Please copy every line of the records below that holds the word "için".

DATASET:
------------------------------------------------------------------------

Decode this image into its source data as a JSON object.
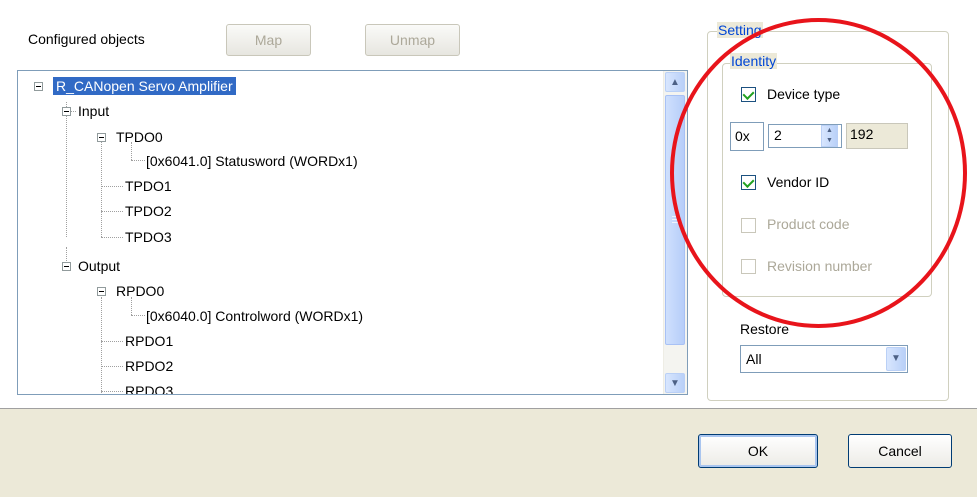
{
  "configured_objects_label": "Configured objects",
  "buttons": {
    "map": "Map",
    "unmap": "Unmap",
    "ok": "OK",
    "cancel": "Cancel"
  },
  "tree": {
    "root": "R_CANopen Servo Amplifier",
    "input": "Input",
    "tpdo0": "TPDO0",
    "statusword": "[0x6041.0] Statusword   (WORDx1)",
    "tpdo1": "TPDO1",
    "tpdo2": "TPDO2",
    "tpdo3": "TPDO3",
    "output": "Output",
    "rpdo0": "RPDO0",
    "controlword": "[0x6040.0] Controlword   (WORDx1)",
    "rpdo1": "RPDO1",
    "rpdo2": "RPDO2",
    "rpdo3": "RPDO3"
  },
  "setting": {
    "legend": "Setting",
    "identity_legend": "Identity",
    "device_type": {
      "label": "Device type",
      "checked": true
    },
    "hex_prefix": "0x",
    "device_type_value": "2",
    "device_type_readonly": "192",
    "vendor_id": {
      "label": "Vendor ID",
      "checked": true
    },
    "product_code": {
      "label": "Product code",
      "checked": false
    },
    "revision_number": {
      "label": "Revision number",
      "checked": false
    },
    "restore_label": "Restore",
    "restore_value": "All"
  },
  "annotation_color": "#e8141b"
}
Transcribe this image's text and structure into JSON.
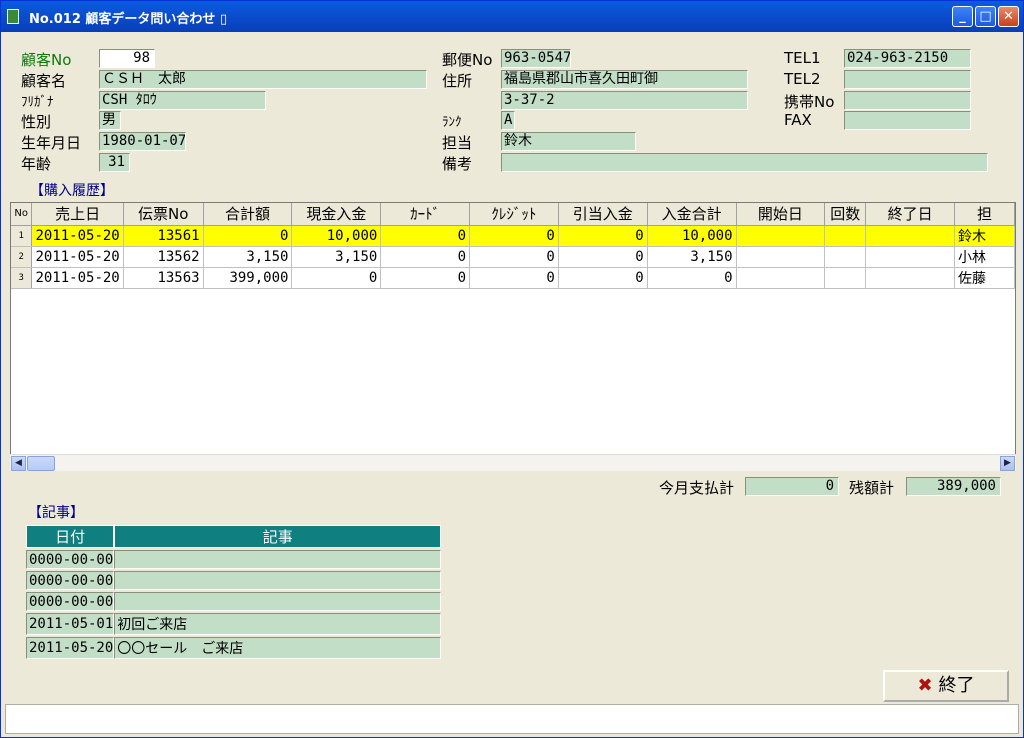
{
  "window": {
    "title": "No.012 顧客データ問い合わせ ▯",
    "min": "_",
    "max": "□",
    "close": "✕"
  },
  "customer": {
    "labels": {
      "no": "顧客No",
      "name": "顧客名",
      "kana": "ﾌﾘｶﾞﾅ",
      "sex": "性別",
      "birth": "生年月日",
      "age": "年齢",
      "zip": "郵便No",
      "address": "住所",
      "rank": "ﾗﾝｸ",
      "staff": "担当",
      "note": "備考",
      "tel1": "TEL1",
      "tel2": "TEL2",
      "mobile": "携帯No",
      "fax": "FAX"
    },
    "values": {
      "no": "98",
      "name": "ＣＳＨ　太郎",
      "kana": "CSH ﾀﾛｳ",
      "sex": "男",
      "birth": "1980-01-07",
      "age": "31",
      "zip": "963-0547",
      "address1": "福島県郡山市喜久田町御",
      "address2": "3-37-2",
      "rank": "A",
      "staff": "鈴木",
      "note": "",
      "tel1": "024-963-2150",
      "tel2": "",
      "mobile": "",
      "fax": ""
    }
  },
  "purchase": {
    "section_label": "【購入履歴】",
    "columns": [
      "No",
      "売上日",
      "伝票No",
      "合計額",
      "現金入金",
      "ｶｰﾄﾞ",
      "ｸﾚｼﾞｯﾄ",
      "引当入金",
      "入金合計",
      "開始日",
      "回数",
      "終了日",
      "担"
    ],
    "rows": [
      {
        "rn": "1",
        "date": "2011-05-20",
        "slip": "13561",
        "total": "0",
        "cash": "10,000",
        "card": "0",
        "credit": "0",
        "alloc": "0",
        "paid": "10,000",
        "start": "",
        "count": "",
        "end": "",
        "staff": "鈴木"
      },
      {
        "rn": "2",
        "date": "2011-05-20",
        "slip": "13562",
        "total": "3,150",
        "cash": "3,150",
        "card": "0",
        "credit": "0",
        "alloc": "0",
        "paid": "3,150",
        "start": "",
        "count": "",
        "end": "",
        "staff": "小林"
      },
      {
        "rn": "3",
        "date": "2011-05-20",
        "slip": "13563",
        "total": "399,000",
        "cash": "0",
        "card": "0",
        "credit": "0",
        "alloc": "0",
        "paid": "0",
        "start": "",
        "count": "",
        "end": "",
        "staff": "佐藤"
      }
    ]
  },
  "totals": {
    "month_label": "今月支払計",
    "month_value": "0",
    "balance_label": "残額計",
    "balance_value": "389,000"
  },
  "memo": {
    "section_label": "【記事】",
    "col_date": "日付",
    "col_text": "記事",
    "rows": [
      {
        "date": "0000-00-00",
        "text": ""
      },
      {
        "date": "0000-00-00",
        "text": ""
      },
      {
        "date": "0000-00-00",
        "text": ""
      },
      {
        "date": "2011-05-01",
        "text": "初回ご来店"
      },
      {
        "date": "2011-05-20",
        "text": "〇〇セール　ご来店"
      }
    ]
  },
  "buttons": {
    "end_icon": "✖",
    "end_label": "終了"
  },
  "scroll": {
    "left": "◀",
    "right": "▶"
  }
}
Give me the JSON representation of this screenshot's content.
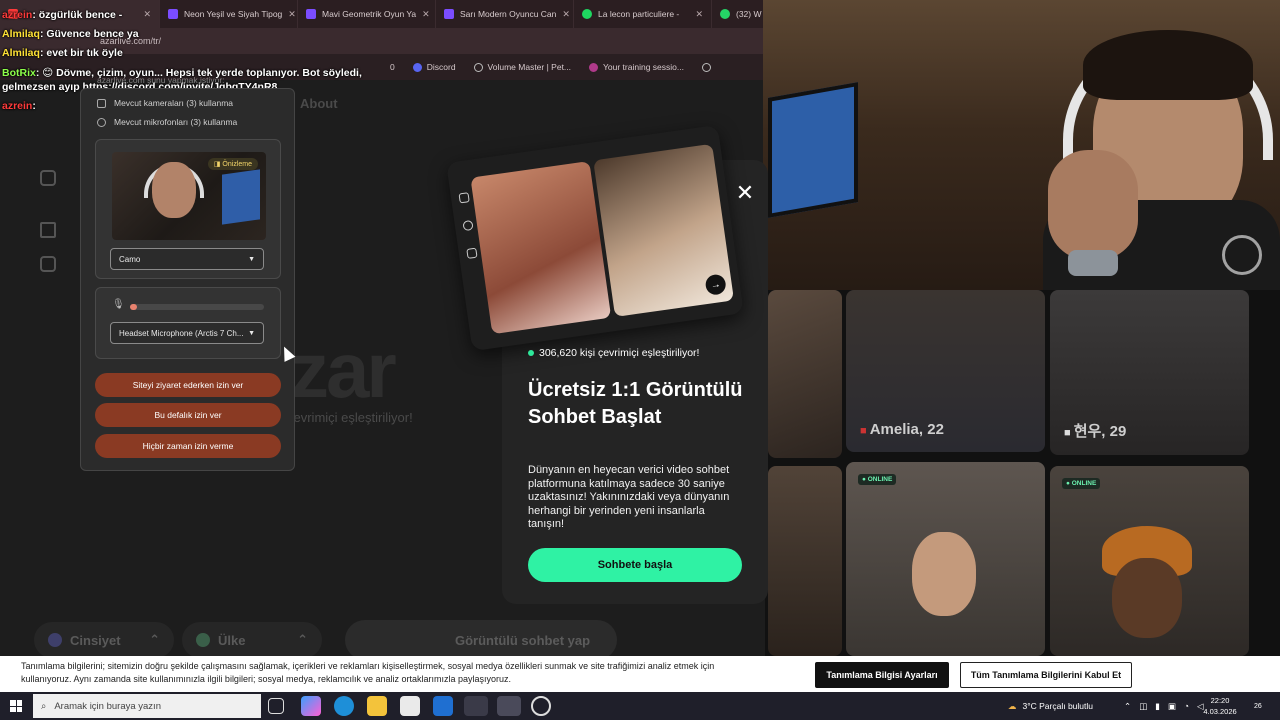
{
  "browser": {
    "tabs": [
      {
        "label": "Neon Yeşil ve Siyah Tipog",
        "color": "#7b4dff"
      },
      {
        "label": "Mavi Geometrik Oyun Ya",
        "color": "#7b4dff"
      },
      {
        "label": "Sarı Modern Oyuncu Can",
        "color": "#7b4dff"
      },
      {
        "label": "La lecon particuliere -",
        "color": "#1ed760"
      },
      {
        "label": "(32) W",
        "color": "#25d366"
      }
    ],
    "address": "azarlive.com/tr/",
    "bookmarks": [
      "Discord",
      "Volume Master | Pet...",
      "Your training sessio..."
    ],
    "bookmark_count": "0"
  },
  "chat": [
    {
      "user": "azrein",
      "text": ": özgürlük bence -"
    },
    {
      "user": "Almilaq",
      "text": ": Güvence bence ya"
    },
    {
      "user": "Almilaq",
      "text": ": evet bir tık öyle"
    },
    {
      "user": "BotRix",
      "text": ": 😊 Dövme, çizim, oyun... Hepsi tek yerde toplanıyor. Bot söyledi, gelmezsen ayıp https://discord.com/invite/JqbqTY4nR8"
    },
    {
      "user": "azrein",
      "text": ":"
    }
  ],
  "site": {
    "nav_about": "About",
    "logo": "zar",
    "online_sub": "çevrimiçi eşleştiriliyor!",
    "filters": {
      "gender": "Cinsiyet",
      "country": "Ülke"
    },
    "video_cta": "Görüntülü sohbet yap"
  },
  "permission": {
    "title": "azarlive.com şunu yapmak istiyor:",
    "camera_row": "Mevcut kameraları (3) kullanma",
    "mic_row": "Mevcut mikrofonları (3) kullanma",
    "preview_badge": "Önizleme",
    "camera_select": "Camo",
    "mic_select": "Headset Microphone (Arctis 7 Ch...",
    "mic_level": 0.02,
    "buttons": {
      "allow_visit": "Siteyi ziyaret ederken izin ver",
      "allow_once": "Bu defalık izin ver",
      "never": "Hiçbir zaman izin verme"
    }
  },
  "grid": {
    "cards": [
      {
        "name": "Amelia, 22",
        "online": ""
      },
      {
        "name": "현우, 29",
        "online": ""
      },
      {
        "name": "",
        "online": "ONLINE"
      },
      {
        "name": "",
        "online": "ONLINE"
      }
    ]
  },
  "modal": {
    "online_count": "306,620 kişi çevrimiçi eşleştiriliyor!",
    "title": "Ücretsiz 1:1 Görüntülü Sohbet Başlat",
    "description": "Dünyanın en heyecan verici video sohbet platformuna katılmaya sadece 30 saniye uzaktasınız! Yakınınızdaki veya dünyanın herhangi bir yerinden yeni insanlarla tanışın!",
    "cta": "Sohbete başla",
    "accent": "#2ff2a4"
  },
  "cookie": {
    "text": "Tanımlama bilgilerini; sitemizin doğru şekilde çalışmasını sağlamak, içerikleri ve reklamları kişiselleştirmek, sosyal medya özellikleri sunmak ve site trafiğimizi analiz etmek için kullanıyoruz. Aynı zamanda site kullanımınızla ilgili bilgileri; sosyal medya, reklamcılık ve analiz ortaklarımızla paylaşıyoruz.",
    "settings_button": "Tanımlama Bilgisi Ayarları",
    "accept_button": "Tüm Tanımlama Bilgilerini Kabul Et"
  },
  "taskbar": {
    "search_placeholder": "Aramak için buraya yazın",
    "weather": "3°C  Parçalı bulutlu",
    "time": "22:20",
    "date": "4.03.2026",
    "notif_count": "26"
  }
}
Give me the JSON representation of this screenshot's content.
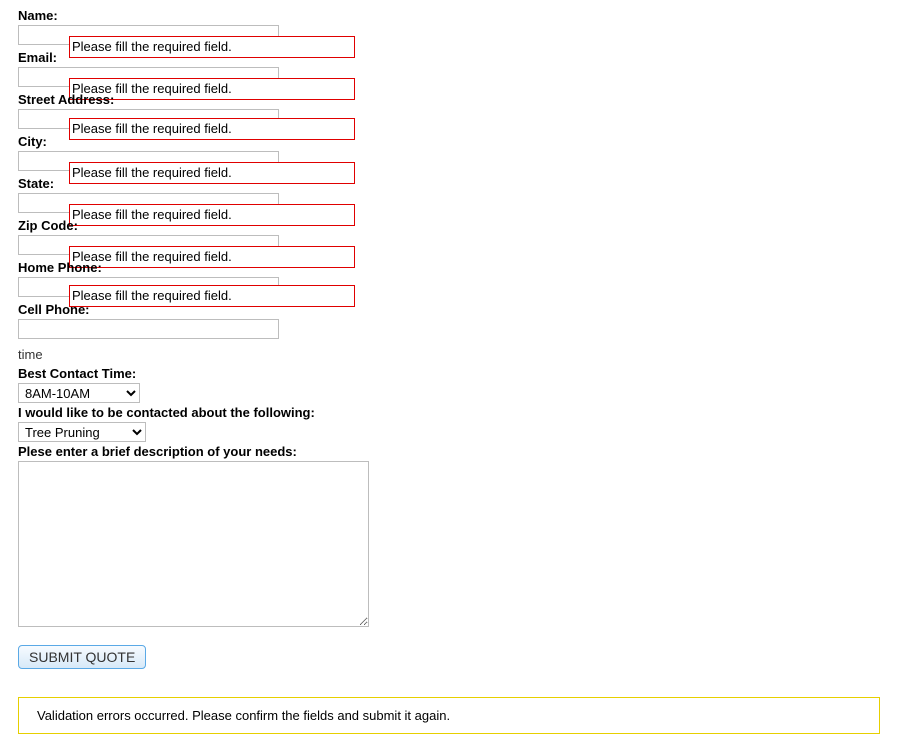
{
  "labels": {
    "name": "Name:",
    "email": "Email:",
    "street": "Street Address:",
    "city": "City:",
    "state": "State:",
    "zip": "Zip Code:",
    "homephone": "Home Phone:",
    "cellphone": "Cell Phone:",
    "time_raw": "time",
    "best_contact": "Best Contact Time:",
    "topic": "I would like to be contacted about the following:",
    "description": "Plese enter a brief description of your needs:"
  },
  "errors": {
    "required": "Please fill the required field.",
    "summary": "Validation errors occurred. Please confirm the fields and submit it again."
  },
  "selects": {
    "time_selected": "8AM-10AM",
    "topic_selected": "Tree Pruning"
  },
  "submit_label": "SUBMIT QUOTE"
}
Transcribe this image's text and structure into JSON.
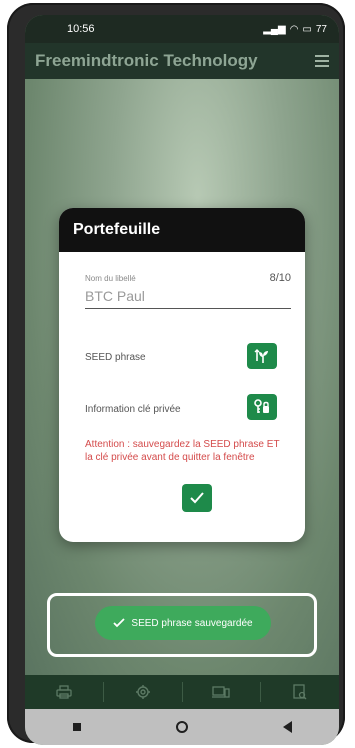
{
  "status_bar": {
    "time": "10:56",
    "battery": "77"
  },
  "app": {
    "title": "Freemindtronic Technology"
  },
  "dialog": {
    "title": "Portefeuille",
    "field_label": "Nom du libellé",
    "counter": "8/10",
    "field_value": "BTC Paul",
    "seed_label": "SEED phrase",
    "private_key_label": "Information clé privée",
    "warning": "Attention : sauvegardez la SEED phrase ET la clé privée avant de quitter la fenêtre"
  },
  "toast": {
    "message": "SEED phrase sauvegardée"
  },
  "bottom_tabs": [
    {
      "icon": "printer-icon"
    },
    {
      "icon": "gear-icon"
    },
    {
      "icon": "devices-icon"
    },
    {
      "icon": "document-search-icon"
    }
  ],
  "colors": {
    "accent_green": "#1e8a4a",
    "toast_green": "#3eaa5c",
    "warning_red": "#d44b4b"
  }
}
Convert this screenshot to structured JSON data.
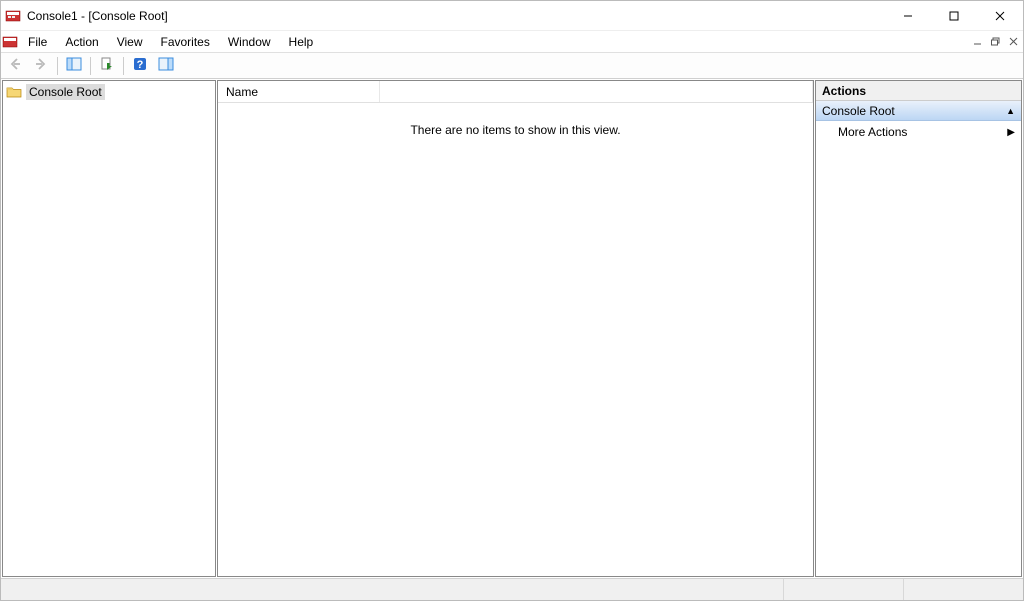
{
  "window": {
    "title": "Console1 - [Console Root]"
  },
  "menu": {
    "file": "File",
    "action": "Action",
    "view": "View",
    "favorites": "Favorites",
    "window": "Window",
    "help": "Help"
  },
  "tree": {
    "root_label": "Console Root"
  },
  "list": {
    "columns": {
      "name": "Name"
    },
    "empty_message": "There are no items to show in this view."
  },
  "actions": {
    "title": "Actions",
    "section": "Console Root",
    "more_actions": "More Actions"
  }
}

------------------------------------------------------------------------

FULL OUTPUT:
    "text": "Tanımlama bilgilerini; sitemizin doğru şekilde çalışmasını sağlamak, içerikleri ve reklamları kişiselleştirmek, sosyal medya özellikleri sunmak ve site trafiğimizi analiz etmek için kullanıyoruz. Aynı zamanda site kullanımınızla ilgili bilgileri; sosyal medya, reklamcılık ve analiz ortaklarımızla paylaşıyoruz.",
    "search_placeholder": "Aramak için buraya yazın",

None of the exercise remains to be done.